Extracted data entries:
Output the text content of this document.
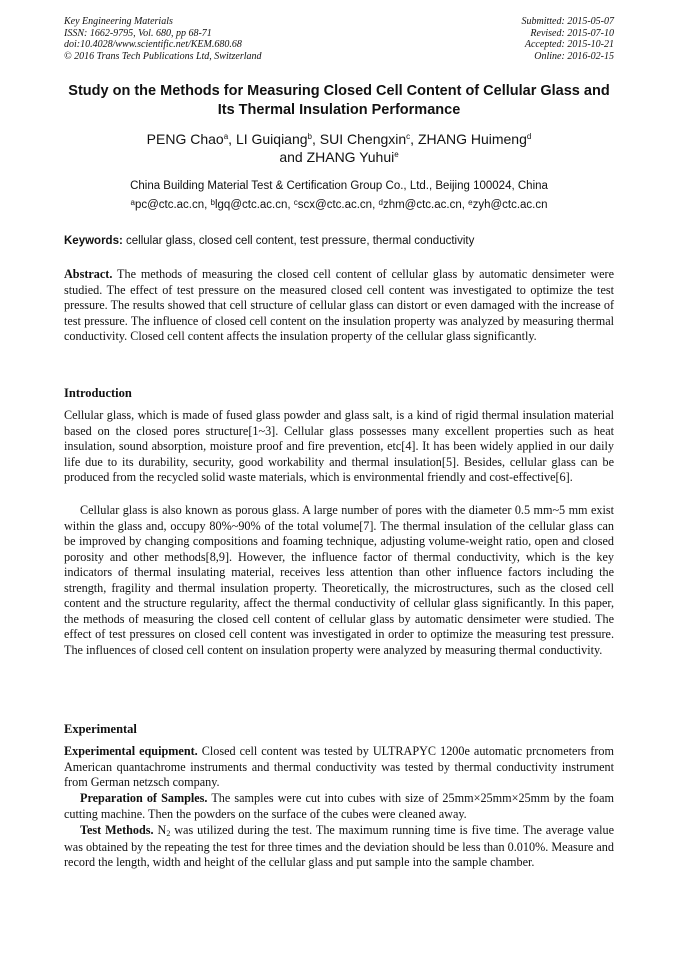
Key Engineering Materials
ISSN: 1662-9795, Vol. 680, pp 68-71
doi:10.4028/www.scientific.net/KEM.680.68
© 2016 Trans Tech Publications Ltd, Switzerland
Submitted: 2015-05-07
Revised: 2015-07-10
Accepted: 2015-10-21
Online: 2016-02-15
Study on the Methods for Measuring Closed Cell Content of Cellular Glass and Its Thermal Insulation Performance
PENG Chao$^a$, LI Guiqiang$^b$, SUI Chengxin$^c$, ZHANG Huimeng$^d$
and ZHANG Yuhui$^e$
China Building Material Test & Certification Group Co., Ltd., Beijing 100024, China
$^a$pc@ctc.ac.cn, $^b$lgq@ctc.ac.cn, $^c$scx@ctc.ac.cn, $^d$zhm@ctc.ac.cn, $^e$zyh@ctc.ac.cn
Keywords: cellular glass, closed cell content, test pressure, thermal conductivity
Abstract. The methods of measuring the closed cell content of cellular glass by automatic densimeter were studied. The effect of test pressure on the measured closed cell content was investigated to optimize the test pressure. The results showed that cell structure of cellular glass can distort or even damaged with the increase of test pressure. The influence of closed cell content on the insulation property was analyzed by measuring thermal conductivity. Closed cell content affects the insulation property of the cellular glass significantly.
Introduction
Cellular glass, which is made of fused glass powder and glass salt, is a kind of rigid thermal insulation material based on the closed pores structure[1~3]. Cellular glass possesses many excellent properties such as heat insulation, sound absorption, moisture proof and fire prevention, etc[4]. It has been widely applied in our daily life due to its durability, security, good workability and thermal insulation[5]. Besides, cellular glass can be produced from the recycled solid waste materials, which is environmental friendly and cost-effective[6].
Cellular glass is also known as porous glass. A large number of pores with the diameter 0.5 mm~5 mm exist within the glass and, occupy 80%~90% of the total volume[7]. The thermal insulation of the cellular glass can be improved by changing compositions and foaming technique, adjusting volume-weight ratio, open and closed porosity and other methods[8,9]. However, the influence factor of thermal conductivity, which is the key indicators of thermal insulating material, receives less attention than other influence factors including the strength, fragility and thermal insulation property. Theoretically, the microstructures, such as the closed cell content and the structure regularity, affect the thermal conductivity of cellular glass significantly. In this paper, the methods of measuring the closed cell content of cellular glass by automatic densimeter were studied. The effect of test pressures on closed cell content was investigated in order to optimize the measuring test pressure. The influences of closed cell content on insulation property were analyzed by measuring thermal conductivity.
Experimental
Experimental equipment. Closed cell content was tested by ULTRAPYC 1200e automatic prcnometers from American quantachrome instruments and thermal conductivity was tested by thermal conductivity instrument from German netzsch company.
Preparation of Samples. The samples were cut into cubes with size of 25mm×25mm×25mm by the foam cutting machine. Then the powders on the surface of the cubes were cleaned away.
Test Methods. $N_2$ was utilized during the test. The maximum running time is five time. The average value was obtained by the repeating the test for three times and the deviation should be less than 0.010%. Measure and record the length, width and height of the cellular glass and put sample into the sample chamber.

### What needs to be done
Show the lines of the records that contain the word "such".

### Written response
Cellular glass, which is made of fused glass powder and glass salt, is a kind of rigid thermal insulation material based on the closed pores structure[1~3]. Cellular glass possesses many excellent properties such as heat insulation, sound absorption, moisture proof and fire prevention, etc[4]. It has been widely applied in our daily life due to its durability, security, good workability and thermal insulation[5]. Besides, cellular glass can be produced from the recycled solid waste materials, which is environmental friendly and cost-effective[6].
Cellular glass is also known as porous glass. A large number of pores with the diameter 0.5 mm~5 mm exist within the glass and, occupy 80%~90% of the total volume[7]. The thermal insulation of the cellular glass can be improved by changing compositions and foaming technique, adjusting volume-weight ratio, open and closed porosity and other methods[8,9]. However, the influence factor of thermal conductivity, which is the key indicators of thermal insulating material, receives less attention than other influence factors including the strength, fragility and thermal insulation property. Theoretically, the microstructures, such as the closed cell content and the structure regularity, affect the thermal conductivity of cellular glass significantly. In this paper, the methods of measuring the closed cell content of cellular glass by automatic densimeter were studied. The effect of test pressures on closed cell content was investigated in order to optimize the measuring test pressure. The influences of closed cell content on insulation property were analyzed by measuring thermal conductivity.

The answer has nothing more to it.